==== Stored data ====

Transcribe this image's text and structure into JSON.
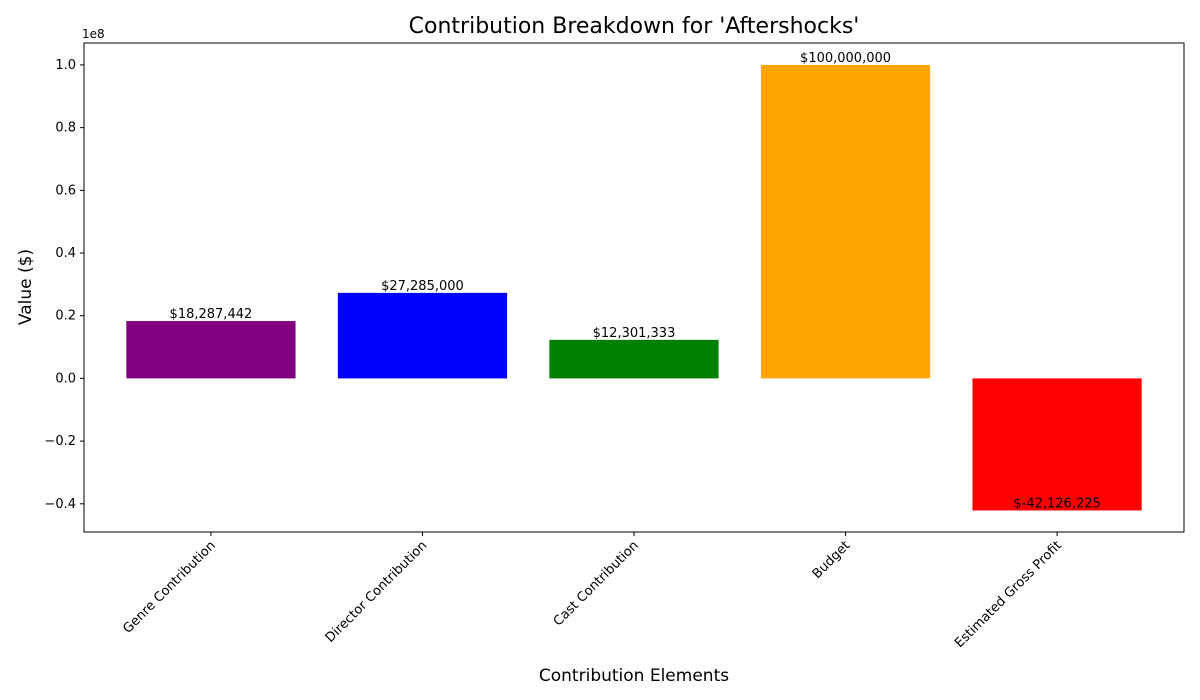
{
  "chart_data": {
    "type": "bar",
    "title": "Contribution Breakdown for 'Aftershocks'",
    "xlabel": "Contribution Elements",
    "ylabel": "Value ($)",
    "y_offset_label": "1e8",
    "categories": [
      "Genre Contribution",
      "Director Contribution",
      "Cast Contribution",
      "Budget",
      "Estimated Gross Profit"
    ],
    "values": [
      18287442,
      27285000,
      12301333,
      100000000,
      -42126225
    ],
    "data_labels": [
      "$18,287,442",
      "$27,285,000",
      "$12,301,333",
      "$100,000,000",
      "$-42,126,225"
    ],
    "colors": [
      "#800080",
      "#0000ff",
      "#008000",
      "#ffa500",
      "#ff0000"
    ],
    "ylim": [
      -0.49,
      1.07
    ],
    "y_ticks": [
      -0.4,
      -0.2,
      0.0,
      0.2,
      0.4,
      0.6,
      0.8,
      1.0
    ],
    "y_tick_labels": [
      "−0.4",
      "−0.2",
      "0.0",
      "0.2",
      "0.4",
      "0.6",
      "0.8",
      "1.0"
    ],
    "grid": false,
    "legend": "none"
  }
}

====

> _What you have to do_: Repeat each line of the records above exactly, but do not copy the pictures.

> _Reply_:
Transcribe this image's text and structure into JSON.
{
  "chart_data": {
    "type": "bar",
    "title": "Contribution Breakdown for 'Aftershocks'",
    "xlabel": "Contribution Elements",
    "ylabel": "Value ($)",
    "y_offset_label": "1e8",
    "categories": [
      "Genre Contribution",
      "Director Contribution",
      "Cast Contribution",
      "Budget",
      "Estimated Gross Profit"
    ],
    "values": [
      18287442,
      27285000,
      12301333,
      100000000,
      -42126225
    ],
    "data_labels": [
      "$18,287,442",
      "$27,285,000",
      "$12,301,333",
      "$100,000,000",
      "$-42,126,225"
    ],
    "colors": [
      "#800080",
      "#0000ff",
      "#008000",
      "#ffa500",
      "#ff0000"
    ],
    "ylim": [
      -0.49,
      1.07
    ],
    "y_ticks": [
      -0.4,
      -0.2,
      0.0,
      0.2,
      0.4,
      0.6,
      0.8,
      1.0
    ],
    "y_tick_labels": [
      "−0.4",
      "−0.2",
      "0.0",
      "0.2",
      "0.4",
      "0.6",
      "0.8",
      "1.0"
    ],
    "grid": false,
    "legend": "none"
  }
}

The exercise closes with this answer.